Entries provided:
....

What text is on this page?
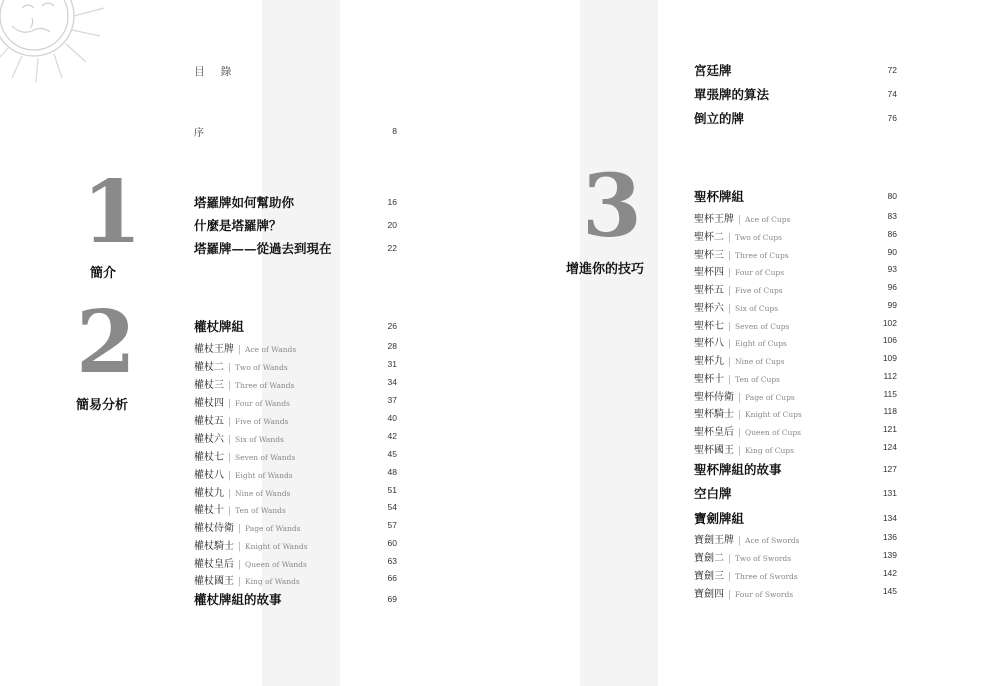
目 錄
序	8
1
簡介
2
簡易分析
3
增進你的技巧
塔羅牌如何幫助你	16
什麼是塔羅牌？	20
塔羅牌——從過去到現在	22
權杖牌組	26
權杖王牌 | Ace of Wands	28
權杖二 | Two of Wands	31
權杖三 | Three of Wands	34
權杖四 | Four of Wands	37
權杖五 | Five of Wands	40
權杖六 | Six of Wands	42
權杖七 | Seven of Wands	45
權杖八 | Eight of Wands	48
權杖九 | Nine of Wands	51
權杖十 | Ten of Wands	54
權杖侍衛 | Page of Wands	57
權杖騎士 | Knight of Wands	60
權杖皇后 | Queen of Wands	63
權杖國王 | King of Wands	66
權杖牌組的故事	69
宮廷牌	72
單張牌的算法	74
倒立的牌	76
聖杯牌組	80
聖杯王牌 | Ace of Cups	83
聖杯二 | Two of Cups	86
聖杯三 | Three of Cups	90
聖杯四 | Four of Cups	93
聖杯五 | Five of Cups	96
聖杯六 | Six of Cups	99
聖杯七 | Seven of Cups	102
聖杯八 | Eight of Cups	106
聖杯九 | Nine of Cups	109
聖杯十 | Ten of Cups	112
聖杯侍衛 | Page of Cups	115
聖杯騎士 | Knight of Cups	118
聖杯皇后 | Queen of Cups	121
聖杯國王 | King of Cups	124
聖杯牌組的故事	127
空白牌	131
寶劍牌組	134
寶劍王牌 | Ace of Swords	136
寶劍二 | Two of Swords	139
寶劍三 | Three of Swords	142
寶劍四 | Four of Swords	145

....

Problem to solve:
Restate the records above in full, word for word. Keep pictures out.

Reply to the exercise:
What text is on this page?
目 錄
序	8
1
簡介
2
簡易分析
3
增進你的技巧
塔羅牌如何幫助你	16
什麼是塔羅牌？	20
塔羅牌——從過去到現在	22
權杖牌組	26
權杖王牌 | Ace of Wands	28
權杖二 | Two of Wands	31
權杖三 | Three of Wands	34
權杖四 | Four of Wands	37
權杖五 | Five of Wands	40
權杖六 | Six of Wands	42
權杖七 | Seven of Wands	45
權杖八 | Eight of Wands	48
權杖九 | Nine of Wands	51
權杖十 | Ten of Wands	54
權杖侍衛 | Page of Wands	57
權杖騎士 | Knight of Wands	60
權杖皇后 | Queen of Wands	63
權杖國王 | King of Wands	66
權杖牌組的故事	69
宮廷牌	72
單張牌的算法	74
倒立的牌	76
聖杯牌組	80
聖杯王牌 | Ace of Cups	83
聖杯二 | Two of Cups	86
聖杯三 | Three of Cups	90
聖杯四 | Four of Cups	93
聖杯五 | Five of Cups	96
聖杯六 | Six of Cups	99
聖杯七 | Seven of Cups	102
聖杯八 | Eight of Cups	106
聖杯九 | Nine of Cups	109
聖杯十 | Ten of Cups	112
聖杯侍衛 | Page of Cups	115
聖杯騎士 | Knight of Cups	118
聖杯皇后 | Queen of Cups	121
聖杯國王 | King of Cups	124
聖杯牌組的故事	127
空白牌	131
寶劍牌組	134
寶劍王牌 | Ace of Swords	136
寶劍二 | Two of Swords	139
寶劍三 | Three of Swords	142
寶劍四 | Four of Swords	145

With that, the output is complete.